* [DIRECTIVE] Count lines with the string "into" in them. State the number alone.
****************************************
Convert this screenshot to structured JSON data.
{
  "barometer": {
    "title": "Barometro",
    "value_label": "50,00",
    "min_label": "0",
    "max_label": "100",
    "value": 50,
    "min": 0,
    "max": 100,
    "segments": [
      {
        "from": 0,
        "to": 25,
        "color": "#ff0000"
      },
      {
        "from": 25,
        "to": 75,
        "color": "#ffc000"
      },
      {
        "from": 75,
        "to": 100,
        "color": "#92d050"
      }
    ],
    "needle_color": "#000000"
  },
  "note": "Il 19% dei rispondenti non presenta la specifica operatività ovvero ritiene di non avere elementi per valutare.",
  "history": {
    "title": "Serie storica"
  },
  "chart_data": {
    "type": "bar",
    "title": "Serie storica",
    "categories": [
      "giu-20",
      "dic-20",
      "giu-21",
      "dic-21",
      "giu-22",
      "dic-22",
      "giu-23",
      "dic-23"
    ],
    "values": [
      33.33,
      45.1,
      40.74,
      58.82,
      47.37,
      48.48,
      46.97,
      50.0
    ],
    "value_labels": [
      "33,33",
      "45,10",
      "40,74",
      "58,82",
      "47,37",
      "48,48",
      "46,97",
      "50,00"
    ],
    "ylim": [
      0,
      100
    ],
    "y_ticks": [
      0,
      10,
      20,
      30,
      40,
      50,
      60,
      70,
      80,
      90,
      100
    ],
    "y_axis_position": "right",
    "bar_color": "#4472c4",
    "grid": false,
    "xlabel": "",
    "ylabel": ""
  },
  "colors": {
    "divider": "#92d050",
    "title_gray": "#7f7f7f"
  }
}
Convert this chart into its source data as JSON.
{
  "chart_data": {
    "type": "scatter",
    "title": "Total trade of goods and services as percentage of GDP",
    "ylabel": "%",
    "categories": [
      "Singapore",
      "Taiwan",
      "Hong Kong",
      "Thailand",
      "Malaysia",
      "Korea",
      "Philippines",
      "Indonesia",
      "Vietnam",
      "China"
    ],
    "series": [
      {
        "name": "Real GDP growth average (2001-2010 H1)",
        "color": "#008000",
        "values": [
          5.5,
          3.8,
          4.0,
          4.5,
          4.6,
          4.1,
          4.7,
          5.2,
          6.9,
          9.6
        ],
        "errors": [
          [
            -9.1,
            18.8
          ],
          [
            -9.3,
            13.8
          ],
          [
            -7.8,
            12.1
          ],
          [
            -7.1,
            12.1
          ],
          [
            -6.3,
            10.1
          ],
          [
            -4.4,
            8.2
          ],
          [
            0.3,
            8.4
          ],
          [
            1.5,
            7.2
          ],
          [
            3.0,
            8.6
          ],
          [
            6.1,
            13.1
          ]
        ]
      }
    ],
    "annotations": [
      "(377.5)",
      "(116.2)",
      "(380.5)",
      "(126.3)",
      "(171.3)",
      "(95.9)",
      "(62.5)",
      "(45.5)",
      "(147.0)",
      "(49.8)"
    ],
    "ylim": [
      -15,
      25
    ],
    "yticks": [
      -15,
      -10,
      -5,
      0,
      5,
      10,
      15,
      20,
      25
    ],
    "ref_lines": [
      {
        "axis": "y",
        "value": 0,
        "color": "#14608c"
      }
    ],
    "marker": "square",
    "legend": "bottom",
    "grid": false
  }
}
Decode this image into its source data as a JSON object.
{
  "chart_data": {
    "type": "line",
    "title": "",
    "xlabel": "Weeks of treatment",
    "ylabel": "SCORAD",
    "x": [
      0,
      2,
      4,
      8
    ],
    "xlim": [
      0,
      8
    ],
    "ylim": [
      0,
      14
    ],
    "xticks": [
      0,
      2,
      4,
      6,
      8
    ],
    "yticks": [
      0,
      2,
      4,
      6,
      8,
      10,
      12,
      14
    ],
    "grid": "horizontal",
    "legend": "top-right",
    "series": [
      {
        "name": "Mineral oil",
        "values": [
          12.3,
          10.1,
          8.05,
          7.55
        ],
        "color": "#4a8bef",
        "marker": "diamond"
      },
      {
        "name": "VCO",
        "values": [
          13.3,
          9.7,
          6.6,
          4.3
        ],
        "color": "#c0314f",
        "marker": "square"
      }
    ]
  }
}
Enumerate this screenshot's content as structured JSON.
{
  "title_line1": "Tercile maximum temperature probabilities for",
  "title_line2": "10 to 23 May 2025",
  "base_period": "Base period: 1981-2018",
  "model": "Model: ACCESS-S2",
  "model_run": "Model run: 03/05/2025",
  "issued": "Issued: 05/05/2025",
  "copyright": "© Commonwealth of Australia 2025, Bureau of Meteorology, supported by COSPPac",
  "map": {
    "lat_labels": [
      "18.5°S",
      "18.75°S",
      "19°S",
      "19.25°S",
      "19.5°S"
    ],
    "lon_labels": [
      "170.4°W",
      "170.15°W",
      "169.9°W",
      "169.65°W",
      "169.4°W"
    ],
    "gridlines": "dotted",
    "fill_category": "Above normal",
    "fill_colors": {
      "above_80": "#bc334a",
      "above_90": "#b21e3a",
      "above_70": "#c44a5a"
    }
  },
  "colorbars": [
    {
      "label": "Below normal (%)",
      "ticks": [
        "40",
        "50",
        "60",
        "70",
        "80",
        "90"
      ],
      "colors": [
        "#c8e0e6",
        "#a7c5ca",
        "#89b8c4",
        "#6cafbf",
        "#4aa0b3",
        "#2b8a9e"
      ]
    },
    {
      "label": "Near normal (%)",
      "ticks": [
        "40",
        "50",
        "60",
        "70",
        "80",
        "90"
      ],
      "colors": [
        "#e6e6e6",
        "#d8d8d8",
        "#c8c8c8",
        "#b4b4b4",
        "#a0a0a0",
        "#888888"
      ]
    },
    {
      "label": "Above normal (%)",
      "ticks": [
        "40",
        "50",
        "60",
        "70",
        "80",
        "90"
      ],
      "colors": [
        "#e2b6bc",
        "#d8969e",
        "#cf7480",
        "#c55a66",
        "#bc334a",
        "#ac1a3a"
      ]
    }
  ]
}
****************************************
* [ANSWER TO THE TASK] 2